▶ **Objective**
Collect each line holding the string "fram".

▶ **Dataset rows**
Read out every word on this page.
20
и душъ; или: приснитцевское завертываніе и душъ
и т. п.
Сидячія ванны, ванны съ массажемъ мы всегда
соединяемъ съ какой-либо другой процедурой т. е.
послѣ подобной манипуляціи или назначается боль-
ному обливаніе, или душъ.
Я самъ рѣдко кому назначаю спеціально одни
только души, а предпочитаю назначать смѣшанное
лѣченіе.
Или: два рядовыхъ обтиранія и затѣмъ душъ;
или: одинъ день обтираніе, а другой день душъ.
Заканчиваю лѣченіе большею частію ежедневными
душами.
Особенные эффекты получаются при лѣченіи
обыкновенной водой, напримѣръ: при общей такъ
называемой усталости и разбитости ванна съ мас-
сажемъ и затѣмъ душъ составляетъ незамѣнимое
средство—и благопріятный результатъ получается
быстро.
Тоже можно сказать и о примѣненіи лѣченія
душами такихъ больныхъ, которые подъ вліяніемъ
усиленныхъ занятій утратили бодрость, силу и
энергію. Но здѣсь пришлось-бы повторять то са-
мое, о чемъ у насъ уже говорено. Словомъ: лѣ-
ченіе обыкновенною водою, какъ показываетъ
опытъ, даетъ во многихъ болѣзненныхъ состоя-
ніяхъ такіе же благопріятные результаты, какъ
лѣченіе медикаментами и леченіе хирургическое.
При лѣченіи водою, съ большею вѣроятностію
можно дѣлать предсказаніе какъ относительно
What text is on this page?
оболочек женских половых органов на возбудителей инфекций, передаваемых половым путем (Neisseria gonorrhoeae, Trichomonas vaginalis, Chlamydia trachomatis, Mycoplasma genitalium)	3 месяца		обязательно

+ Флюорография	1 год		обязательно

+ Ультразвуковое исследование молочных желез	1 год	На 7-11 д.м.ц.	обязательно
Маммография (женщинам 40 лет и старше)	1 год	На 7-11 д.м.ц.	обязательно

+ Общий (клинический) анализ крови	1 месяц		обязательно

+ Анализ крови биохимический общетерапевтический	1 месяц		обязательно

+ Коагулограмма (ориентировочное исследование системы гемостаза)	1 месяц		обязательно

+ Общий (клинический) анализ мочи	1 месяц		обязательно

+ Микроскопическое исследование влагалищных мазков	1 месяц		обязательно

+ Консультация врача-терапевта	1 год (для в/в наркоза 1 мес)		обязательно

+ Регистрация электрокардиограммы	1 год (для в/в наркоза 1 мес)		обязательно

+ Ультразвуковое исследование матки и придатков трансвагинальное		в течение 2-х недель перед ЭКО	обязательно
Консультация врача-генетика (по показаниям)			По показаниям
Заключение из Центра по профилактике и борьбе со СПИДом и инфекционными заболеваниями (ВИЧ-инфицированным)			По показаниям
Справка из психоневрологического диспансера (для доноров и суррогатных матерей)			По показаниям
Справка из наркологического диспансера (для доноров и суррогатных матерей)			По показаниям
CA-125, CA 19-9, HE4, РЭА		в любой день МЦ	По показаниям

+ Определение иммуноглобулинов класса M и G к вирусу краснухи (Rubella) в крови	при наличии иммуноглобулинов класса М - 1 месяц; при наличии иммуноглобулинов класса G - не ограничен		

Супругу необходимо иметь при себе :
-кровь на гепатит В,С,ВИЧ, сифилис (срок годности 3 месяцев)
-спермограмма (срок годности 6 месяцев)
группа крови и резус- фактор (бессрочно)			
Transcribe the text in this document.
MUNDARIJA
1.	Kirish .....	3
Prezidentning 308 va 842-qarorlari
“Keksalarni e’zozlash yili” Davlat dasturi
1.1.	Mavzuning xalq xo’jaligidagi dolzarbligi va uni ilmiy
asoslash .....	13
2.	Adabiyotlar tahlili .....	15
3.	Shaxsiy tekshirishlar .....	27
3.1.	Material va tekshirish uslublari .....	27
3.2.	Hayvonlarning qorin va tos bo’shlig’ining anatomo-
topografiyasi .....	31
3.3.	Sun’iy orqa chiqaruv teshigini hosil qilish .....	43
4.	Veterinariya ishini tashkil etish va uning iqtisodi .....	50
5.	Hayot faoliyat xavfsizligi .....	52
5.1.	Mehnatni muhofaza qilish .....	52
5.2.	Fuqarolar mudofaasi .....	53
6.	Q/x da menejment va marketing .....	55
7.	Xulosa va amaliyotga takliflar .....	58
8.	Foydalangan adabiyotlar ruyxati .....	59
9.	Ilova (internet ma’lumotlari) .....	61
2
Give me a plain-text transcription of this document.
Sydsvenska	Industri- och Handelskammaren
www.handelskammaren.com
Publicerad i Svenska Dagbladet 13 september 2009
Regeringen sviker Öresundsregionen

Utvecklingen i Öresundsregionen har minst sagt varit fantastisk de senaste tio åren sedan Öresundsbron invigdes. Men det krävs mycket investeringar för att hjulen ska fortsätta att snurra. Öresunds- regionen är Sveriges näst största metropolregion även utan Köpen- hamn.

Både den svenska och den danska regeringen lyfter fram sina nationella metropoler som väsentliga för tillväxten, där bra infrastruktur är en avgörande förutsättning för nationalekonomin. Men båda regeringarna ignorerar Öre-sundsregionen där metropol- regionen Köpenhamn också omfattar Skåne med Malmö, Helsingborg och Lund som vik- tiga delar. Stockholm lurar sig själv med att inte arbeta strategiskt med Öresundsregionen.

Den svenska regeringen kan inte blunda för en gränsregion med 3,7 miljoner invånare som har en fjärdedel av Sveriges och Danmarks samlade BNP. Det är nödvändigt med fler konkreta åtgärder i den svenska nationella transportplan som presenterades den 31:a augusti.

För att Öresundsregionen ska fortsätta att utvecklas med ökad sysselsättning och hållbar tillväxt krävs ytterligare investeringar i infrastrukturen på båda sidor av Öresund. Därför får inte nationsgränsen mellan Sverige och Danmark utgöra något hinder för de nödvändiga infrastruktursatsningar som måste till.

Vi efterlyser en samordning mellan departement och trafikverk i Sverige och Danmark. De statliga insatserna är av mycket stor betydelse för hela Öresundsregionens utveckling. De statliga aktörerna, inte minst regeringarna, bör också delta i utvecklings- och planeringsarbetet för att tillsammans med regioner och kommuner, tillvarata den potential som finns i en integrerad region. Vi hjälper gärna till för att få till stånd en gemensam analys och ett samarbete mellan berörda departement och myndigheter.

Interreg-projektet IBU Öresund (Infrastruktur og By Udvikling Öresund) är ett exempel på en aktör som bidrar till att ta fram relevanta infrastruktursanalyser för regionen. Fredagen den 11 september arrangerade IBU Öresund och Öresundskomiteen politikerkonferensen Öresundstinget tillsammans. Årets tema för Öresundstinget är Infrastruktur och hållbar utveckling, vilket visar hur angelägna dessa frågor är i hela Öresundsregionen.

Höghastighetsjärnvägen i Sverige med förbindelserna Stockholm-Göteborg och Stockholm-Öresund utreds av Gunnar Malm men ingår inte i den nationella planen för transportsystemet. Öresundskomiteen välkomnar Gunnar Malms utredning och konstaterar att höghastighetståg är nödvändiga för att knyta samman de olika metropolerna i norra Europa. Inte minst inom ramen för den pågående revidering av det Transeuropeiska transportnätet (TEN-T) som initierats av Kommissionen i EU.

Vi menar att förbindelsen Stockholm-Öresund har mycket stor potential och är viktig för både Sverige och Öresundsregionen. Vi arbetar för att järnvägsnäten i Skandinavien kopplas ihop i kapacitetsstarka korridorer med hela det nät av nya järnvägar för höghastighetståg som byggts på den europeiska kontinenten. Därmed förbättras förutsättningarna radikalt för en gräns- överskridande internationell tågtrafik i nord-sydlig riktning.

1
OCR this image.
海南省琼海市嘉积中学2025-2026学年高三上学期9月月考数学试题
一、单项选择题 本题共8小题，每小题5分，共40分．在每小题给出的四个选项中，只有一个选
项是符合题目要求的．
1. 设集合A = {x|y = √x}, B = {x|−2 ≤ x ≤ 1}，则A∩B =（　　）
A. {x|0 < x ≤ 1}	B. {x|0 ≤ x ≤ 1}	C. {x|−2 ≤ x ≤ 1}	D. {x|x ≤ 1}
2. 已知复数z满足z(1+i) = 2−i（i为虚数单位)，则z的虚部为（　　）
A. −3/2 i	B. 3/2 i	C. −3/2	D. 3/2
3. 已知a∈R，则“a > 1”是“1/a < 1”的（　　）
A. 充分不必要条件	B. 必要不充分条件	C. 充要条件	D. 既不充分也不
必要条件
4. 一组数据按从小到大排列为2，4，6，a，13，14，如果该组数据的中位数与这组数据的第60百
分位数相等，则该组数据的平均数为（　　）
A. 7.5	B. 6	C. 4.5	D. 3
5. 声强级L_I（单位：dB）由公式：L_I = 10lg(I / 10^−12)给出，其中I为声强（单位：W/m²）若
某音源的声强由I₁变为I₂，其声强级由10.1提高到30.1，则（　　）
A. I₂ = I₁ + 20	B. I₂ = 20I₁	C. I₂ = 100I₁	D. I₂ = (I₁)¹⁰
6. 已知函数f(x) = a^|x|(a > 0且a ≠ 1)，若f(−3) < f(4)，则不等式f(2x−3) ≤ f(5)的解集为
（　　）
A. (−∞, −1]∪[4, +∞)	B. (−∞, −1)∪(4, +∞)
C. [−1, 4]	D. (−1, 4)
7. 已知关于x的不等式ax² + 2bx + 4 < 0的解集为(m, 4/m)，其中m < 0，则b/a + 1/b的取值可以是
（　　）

▶ **Right answer**
Både den svenska och den danska regeringen lyfter fram sina nationella metropoler som väsentliga för tillväxten, där bra infrastruktur är en avgörande förutsättning för nationalekonomin. Men båda regeringarna ignorerar Öre-sundsregionen där metropol- regionen Köpenhamn också omfattar Skåne med Malmö, Helsingborg och Lund som vik- tiga delar. Stockholm lurar sig själv med att inte arbeta strategiskt med Öresundsregionen.
Interreg-projektet IBU Öresund (Infrastruktur og By Udvikling Öresund) är ett exempel på en aktör som bidrar till att ta fram relevanta infrastruktursanalyser för regionen. Fredagen den 11 september arrangerade IBU Öresund och Öresundskomiteen politikerkonferensen Öresundstinget tillsammans. Årets tema för Öresundstinget är Infrastruktur och hållbar utveckling, vilket visar hur angelägna dessa frågor är i hela Öresundsregionen.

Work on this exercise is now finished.